Records for the task:
────────────────
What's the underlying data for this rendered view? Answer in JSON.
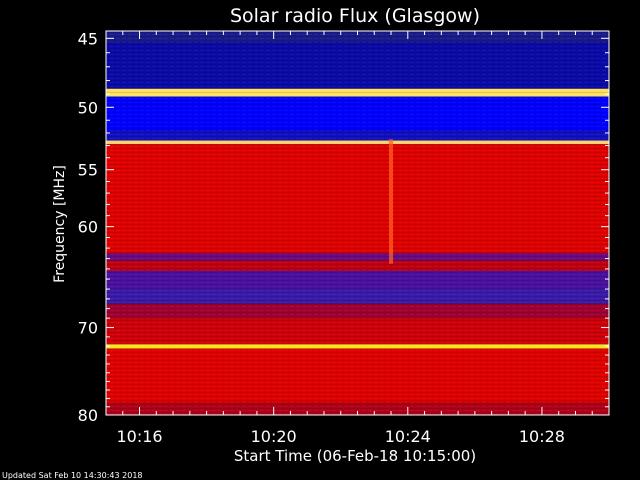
{
  "chart_data": {
    "type": "heatmap",
    "title": "Solar radio Flux (Glasgow)",
    "xlabel": "Start Time (06-Feb-18 10:15:00)",
    "ylabel": "Frequency [MHz]",
    "footer": "Updated Sat Feb 10 14:30:43 2018",
    "x_unit": "minutes after 10:15:00",
    "xlim": [
      0,
      15
    ],
    "ylim": [
      80,
      44.5
    ],
    "x_ticks": [
      {
        "value": 1,
        "label": "10:16"
      },
      {
        "value": 5,
        "label": "10:20"
      },
      {
        "value": 9,
        "label": "10:24"
      },
      {
        "value": 13,
        "label": "10:28"
      }
    ],
    "y_ticks": [
      {
        "value": 45,
        "label": "45"
      },
      {
        "value": 50,
        "label": "50"
      },
      {
        "value": 55,
        "label": "55"
      },
      {
        "value": 60,
        "label": "60"
      },
      {
        "value": 70,
        "label": "70"
      },
      {
        "value": 80,
        "label": "80"
      }
    ],
    "y_minor_ticks": [
      46,
      47,
      48,
      49,
      51,
      52,
      53,
      54,
      56,
      57,
      58,
      59,
      61,
      62,
      63,
      64,
      65,
      66,
      67,
      68,
      69,
      71,
      72,
      73,
      74,
      75,
      76,
      77,
      78,
      79
    ],
    "x_minor_ticks": [
      0.5,
      1.5,
      2,
      2.5,
      3,
      3.5,
      4,
      4.5,
      5.5,
      6,
      6.5,
      7,
      7.5,
      8,
      8.5,
      9.5,
      10,
      10.5,
      11,
      11.5,
      12,
      12.5,
      13.5,
      14,
      14.5
    ],
    "intensity_bands": [
      {
        "f0": 44.5,
        "f1": 45.3,
        "color": "#1a1a8c"
      },
      {
        "f0": 45.3,
        "f1": 48.6,
        "color": "#0a0aa8"
      },
      {
        "f0": 48.6,
        "f1": 49.2,
        "color": "#ffe060"
      },
      {
        "f0": 49.2,
        "f1": 51.8,
        "color": "#0000ff"
      },
      {
        "f0": 51.8,
        "f1": 52.6,
        "color": "#1010c0"
      },
      {
        "f0": 52.6,
        "f1": 52.9,
        "color": "#ffd070"
      },
      {
        "f0": 52.9,
        "f1": 62.5,
        "color": "#e00000"
      },
      {
        "f0": 62.5,
        "f1": 63.2,
        "color": "#6a0a80"
      },
      {
        "f0": 63.2,
        "f1": 64.2,
        "color": "#c00010"
      },
      {
        "f0": 64.2,
        "f1": 66.0,
        "color": "#4a10a0"
      },
      {
        "f0": 66.0,
        "f1": 67.5,
        "color": "#3a1aa8"
      },
      {
        "f0": 67.5,
        "f1": 69.0,
        "color": "#a00030"
      },
      {
        "f0": 69.0,
        "f1": 71.8,
        "color": "#d00008"
      },
      {
        "f0": 71.8,
        "f1": 72.3,
        "color": "#ffe020"
      },
      {
        "f0": 72.3,
        "f1": 78.5,
        "color": "#e00000"
      },
      {
        "f0": 78.5,
        "f1": 80.0,
        "color": "#b00018"
      }
    ],
    "burst": {
      "t": 8.5,
      "f0": 52.5,
      "f1": 63.5,
      "color": "#ff6020"
    },
    "colors": {
      "background": "#000000",
      "axis": "#ffffff"
    }
  }
}
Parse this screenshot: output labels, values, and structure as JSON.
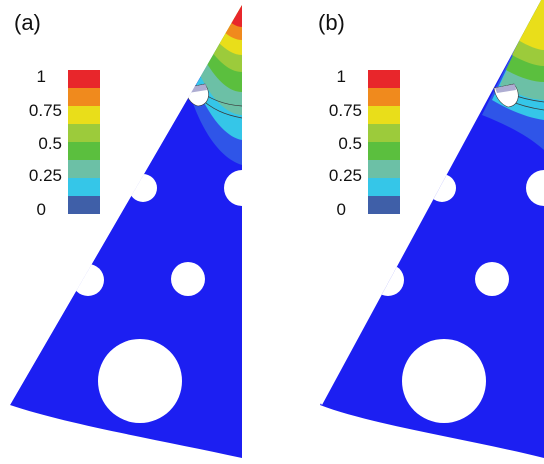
{
  "panels": [
    {
      "label": "(a)"
    },
    {
      "label": "(b)"
    }
  ],
  "colorbar": {
    "tick_labels": [
      "1",
      "0.75",
      "0.5",
      "0.25",
      "0"
    ],
    "colors": [
      "#e8262b",
      "#f08a1d",
      "#e9de1a",
      "#9ccb3b",
      "#5bbf3e",
      "#6cc0a6",
      "#35c6e8",
      "#3f5fa8"
    ]
  },
  "colors": {
    "background_field": "#1c1ff2",
    "hole": "#ffffff",
    "contour_line": "#3a3a3a"
  }
}
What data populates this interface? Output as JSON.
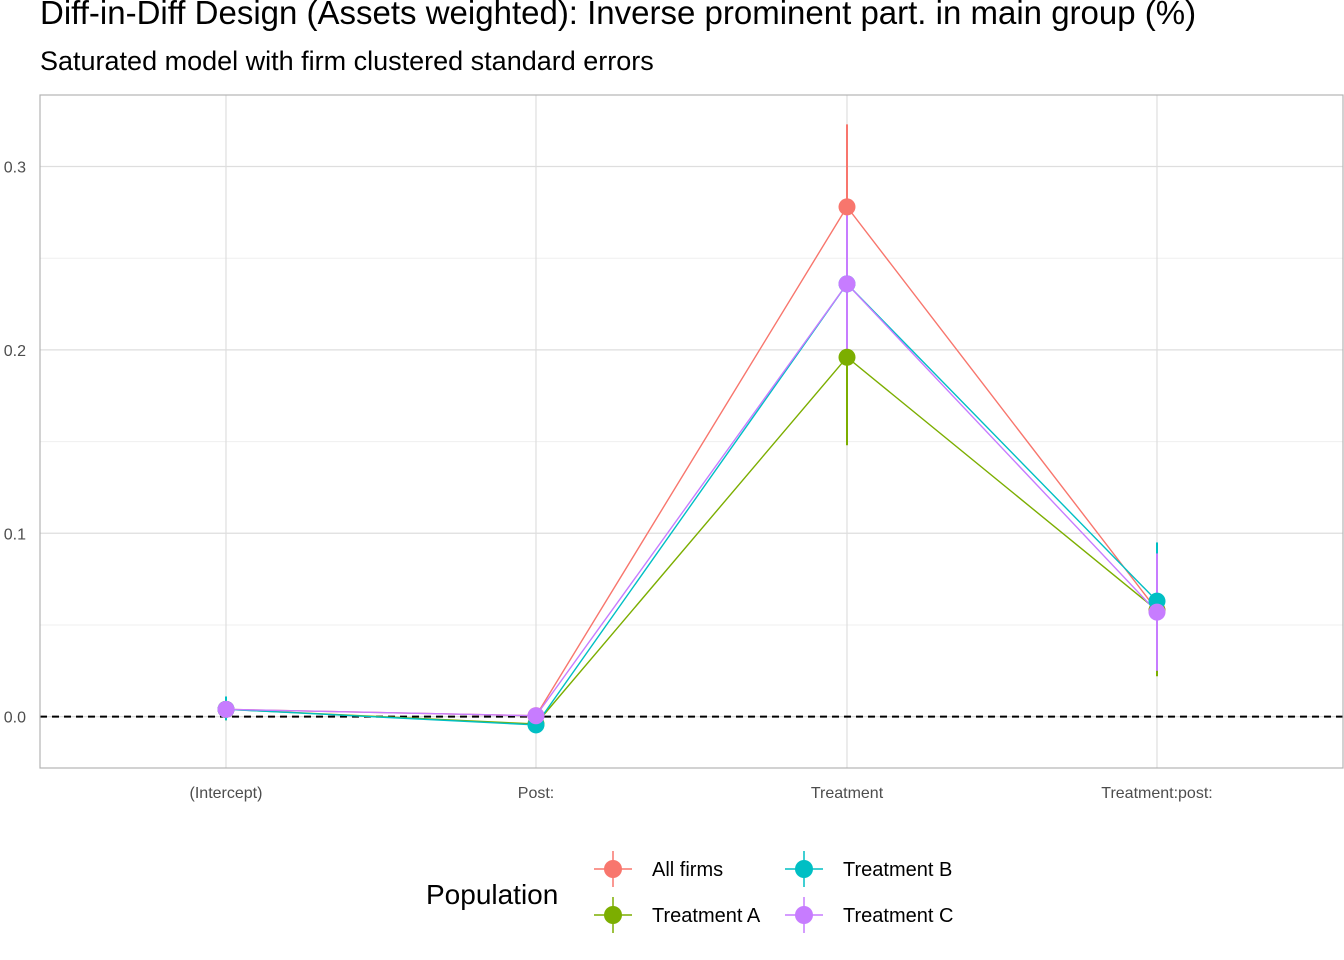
{
  "chart_data": {
    "type": "line",
    "title": "Diff-in-Diff Design (Assets weighted): Inverse prominent part. in main group (%)",
    "subtitle": "Saturated model with firm clustered standard errors",
    "categories": [
      "(Intercept)",
      "Post:",
      "Treatment",
      "Treatment:post:"
    ],
    "ylim": [
      -0.028,
      0.339
    ],
    "yticks": [
      0.0,
      0.1,
      0.2,
      0.3
    ],
    "ytick_labels": [
      "0.0",
      "0.1",
      "0.2",
      "0.3"
    ],
    "xlabel": "",
    "ylabel": "",
    "grid": true,
    "reference_line": {
      "y": 0.0,
      "style": "dashed"
    },
    "legend": {
      "title": "Population",
      "placement": "bottom"
    },
    "series": [
      {
        "name": "All firms",
        "color": "#F8766D",
        "values": [
          0.004,
          0.0005,
          0.278,
          0.058
        ],
        "lower": [
          0.001,
          -0.002,
          0.234,
          0.03
        ],
        "upper": [
          0.007,
          0.003,
          0.323,
          0.086
        ]
      },
      {
        "name": "Treatment A",
        "color": "#7CAE00",
        "values": [
          0.004,
          -0.004,
          0.196,
          0.058
        ],
        "lower": [
          -0.002,
          -0.008,
          0.148,
          0.022
        ],
        "upper": [
          0.01,
          0.0,
          0.244,
          0.094
        ]
      },
      {
        "name": "Treatment B",
        "color": "#00BFC4",
        "values": [
          0.004,
          -0.0045,
          0.236,
          0.063
        ],
        "lower": [
          -0.002,
          -0.009,
          0.194,
          0.031
        ],
        "upper": [
          0.011,
          0.0,
          0.278,
          0.095
        ]
      },
      {
        "name": "Treatment C",
        "color": "#C77CFF",
        "values": [
          0.004,
          0.0005,
          0.236,
          0.057
        ],
        "lower": [
          0.0,
          -0.002,
          0.196,
          0.025
        ],
        "upper": [
          0.008,
          0.003,
          0.276,
          0.089
        ]
      }
    ]
  }
}
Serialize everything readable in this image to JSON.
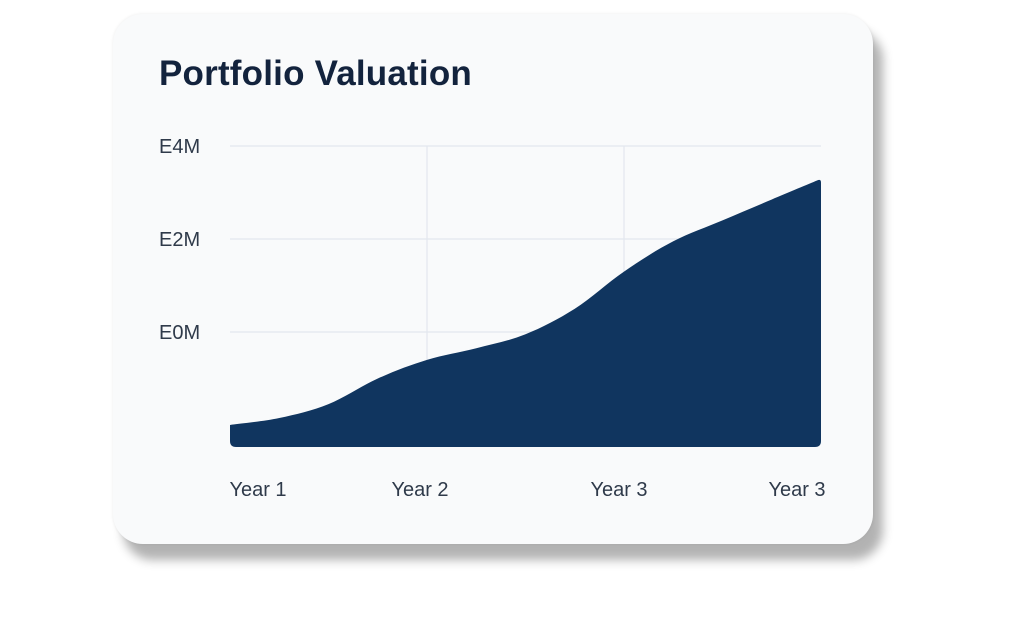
{
  "card": {
    "title": "Portfolio Valuation"
  },
  "colors": {
    "area_fill": "#10355f",
    "grid": "#e3e7ee",
    "title": "#13233d",
    "tick_text": "#2f3a4a",
    "card_bg": "#f9fafb"
  },
  "chart_data": {
    "type": "area",
    "title": "Portfolio Valuation",
    "xlabel": "",
    "ylabel": "",
    "x_tick_labels": [
      "Year 1",
      "Year 2",
      "Year 3",
      "Year 3"
    ],
    "y_tick_labels": [
      "E4M",
      "E2M",
      "E0M"
    ],
    "y_tick_values": [
      4,
      2,
      0
    ],
    "ylim": [
      -2.5,
      4
    ],
    "xlim": [
      0,
      3
    ],
    "grid": true,
    "legend": "none",
    "series": [
      {
        "x": [
          0,
          0.25,
          0.5,
          0.75,
          1.0,
          1.25,
          1.5,
          1.75,
          2.0,
          2.25,
          2.5,
          2.75,
          3.0
        ],
        "values": [
          -2.0,
          -1.85,
          -1.55,
          -1.0,
          -0.6,
          -0.35,
          -0.05,
          0.5,
          1.3,
          1.95,
          2.4,
          2.85,
          3.3
        ]
      }
    ]
  }
}
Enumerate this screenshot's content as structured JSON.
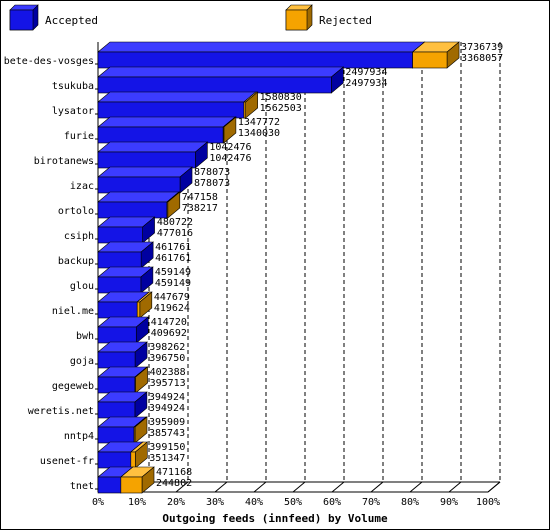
────────────────
Work to be completed: Copy every record above exactly, leaving out the pictures.

Exercise response:
What's the underlying data for this rendered view? Answer in JSON.
{
  "chart_data": {
    "type": "heatmap",
    "title": "Solar radio Flux (Glasgow)",
    "xlabel": "Start Time (06-Feb-18 10:15:00)",
    "ylabel": "Frequency [MHz]",
    "footer": "Updated Sat Feb 10 14:30:43 2018",
    "x_unit": "minutes after 10:15:00",
    "xlim": [
      0,
      15
    ],
    "ylim": [
      80,
      44.5
    ],
    "x_ticks": [
      {
        "value": 1,
        "label": "10:16"
      },
      {
        "value": 5,
        "label": "10:20"
      },
      {
        "value": 9,
        "label": "10:24"
      },
      {
        "value": 13,
        "label": "10:28"
      }
    ],
    "y_ticks": [
      {
        "value": 45,
        "label": "45"
      },
      {
        "value": 50,
        "label": "50"
      },
      {
        "value": 55,
        "label": "55"
      },
      {
        "value": 60,
        "label": "60"
      },
      {
        "value": 70,
        "label": "70"
      },
      {
        "value": 80,
        "label": "80"
      }
    ],
    "y_minor_ticks": [
      46,
      47,
      48,
      49,
      51,
      52,
      53,
      54,
      56,
      57,
      58,
      59,
      61,
      62,
      63,
      64,
      65,
      66,
      67,
      68,
      69,
      71,
      72,
      73,
      74,
      75,
      76,
      77,
      78,
      79
    ],
    "x_minor_ticks": [
      0.5,
      1.5,
      2,
      2.5,
      3,
      3.5,
      4,
      4.5,
      5.5,
      6,
      6.5,
      7,
      7.5,
      8,
      8.5,
      9.5,
      10,
      10.5,
      11,
      11.5,
      12,
      12.5,
      13.5,
      14,
      14.5
    ],
    "intensity_bands": [
      {
        "f0": 44.5,
        "f1": 45.3,
        "color": "#1a1a8c"
      },
      {
        "f0": 45.3,
        "f1": 48.6,
        "color": "#0a0aa8"
      },
      {
        "f0": 48.6,
        "f1": 49.2,
        "color": "#ffe060"
      },
      {
        "f0": 49.2,
        "f1": 51.8,
        "color": "#0000ff"
      },
      {
        "f0": 51.8,
        "f1": 52.6,
        "color": "#1010c0"
      },
      {
        "f0": 52.6,
        "f1": 52.9,
        "color": "#ffd070"
      },
      {
        "f0": 52.9,
        "f1": 62.5,
        "color": "#e00000"
      },
      {
        "f0": 62.5,
        "f1": 63.2,
        "color": "#6a0a80"
      },
      {
        "f0": 63.2,
        "f1": 64.2,
        "color": "#c00010"
      },
      {
        "f0": 64.2,
        "f1": 66.0,
        "color": "#4a10a0"
      },
      {
        "f0": 66.0,
        "f1": 67.5,
        "color": "#3a1aa8"
      },
      {
        "f0": 67.5,
        "f1": 69.0,
        "color": "#a00030"
      },
      {
        "f0": 69.0,
        "f1": 71.8,
        "color": "#d00008"
      },
      {
        "f0": 71.8,
        "f1": 72.3,
        "color": "#ffe020"
      },
      {
        "f0": 72.3,
        "f1": 78.5,
        "color": "#e00000"
      },
      {
        "f0": 78.5,
        "f1": 80.0,
        "color": "#b00018"
      }
    ],
    "burst": {
      "t": 8.5,
      "f0": 52.5,
      "f1": 63.5,
      "color": "#ff6020"
    },
    "colors": {
      "background": "#000000",
      "axis": "#ffffff"
    }
  }
}
Parse this screenshot: output labels, values, and structure as JSON.
{
  "panels": [
    {
      "label": "(a)"
    },
    {
      "label": "(b)"
    }
  ],
  "colorbar": {
    "tick_labels": [
      "1",
      "0.75",
      "0.5",
      "0.25",
      "0"
    ],
    "colors": [
      "#e8262b",
      "#f08a1d",
      "#e9de1a",
      "#9ccb3b",
      "#5bbf3e",
      "#6cc0a6",
      "#35c6e8",
      "#3f5fa8"
    ]
  },
  "colors": {
    "background_field": "#1c1ff2",
    "hole": "#ffffff",
    "contour_line": "#3a3a3a"
  }
}
What data populates this interface? Output as JSON.
{
  "chart_data": {
    "type": "line",
    "title": "Diff-in-Diff Design (Assets weighted): Inverse prominent part. in main group (%)",
    "subtitle": "Saturated model with firm clustered standard errors",
    "categories": [
      "(Intercept)",
      "Post:",
      "Treatment",
      "Treatment:post:"
    ],
    "ylim": [
      -0.028,
      0.339
    ],
    "yticks": [
      0.0,
      0.1,
      0.2,
      0.3
    ],
    "ytick_labels": [
      "0.0",
      "0.1",
      "0.2",
      "0.3"
    ],
    "xlabel": "",
    "ylabel": "",
    "grid": true,
    "reference_line": {
      "y": 0.0,
      "style": "dashed"
    },
    "legend": {
      "title": "Population",
      "placement": "bottom"
    },
    "series": [
      {
        "name": "All firms",
        "color": "#F8766D",
        "values": [
          0.004,
          0.0005,
          0.278,
          0.058
        ],
        "lower": [
          0.001,
          -0.002,
          0.234,
          0.03
        ],
        "upper": [
          0.007,
          0.003,
          0.323,
          0.086
        ]
      },
      {
        "name": "Treatment A",
        "color": "#7CAE00",
        "values": [
          0.004,
          -0.004,
          0.196,
          0.058
        ],
        "lower": [
          -0.002,
          -0.008,
          0.148,
          0.022
        ],
        "upper": [
          0.01,
          0.0,
          0.244,
          0.094
        ]
      },
      {
        "name": "Treatment B",
        "color": "#00BFC4",
        "values": [
          0.004,
          -0.0045,
          0.236,
          0.063
        ],
        "lower": [
          -0.002,
          -0.009,
          0.194,
          0.031
        ],
        "upper": [
          0.011,
          0.0,
          0.278,
          0.095
        ]
      },
      {
        "name": "Treatment C",
        "color": "#C77CFF",
        "values": [
          0.004,
          0.0005,
          0.236,
          0.057
        ],
        "lower": [
          0.0,
          -0.002,
          0.196,
          0.025
        ],
        "upper": [
          0.008,
          0.003,
          0.276,
          0.089
        ]
      }
    ]
  }
}
Serialize everything readable in this image to JSON.
{
  "card": {
    "title": "Portfolio Valuation"
  },
  "colors": {
    "area_fill": "#10355f",
    "grid": "#e3e7ee",
    "title": "#13233d",
    "tick_text": "#2f3a4a",
    "card_bg": "#f9fafb"
  },
  "chart_data": {
    "type": "area",
    "title": "Portfolio Valuation",
    "xlabel": "",
    "ylabel": "",
    "x_tick_labels": [
      "Year 1",
      "Year 2",
      "Year 3",
      "Year 3"
    ],
    "y_tick_labels": [
      "E4M",
      "E2M",
      "E0M"
    ],
    "y_tick_values": [
      4,
      2,
      0
    ],
    "ylim": [
      -2.5,
      4
    ],
    "xlim": [
      0,
      3
    ],
    "grid": true,
    "legend": "none",
    "series": [
      {
        "x": [
          0,
          0.25,
          0.5,
          0.75,
          1.0,
          1.25,
          1.5,
          1.75,
          2.0,
          2.25,
          2.5,
          2.75,
          3.0
        ],
        "values": [
          -2.0,
          -1.85,
          -1.55,
          -1.0,
          -0.6,
          -0.35,
          -0.05,
          0.5,
          1.3,
          1.95,
          2.4,
          2.85,
          3.3
        ]
      }
    ]
  }
}
Enumerate this screenshot's content as structured JSON.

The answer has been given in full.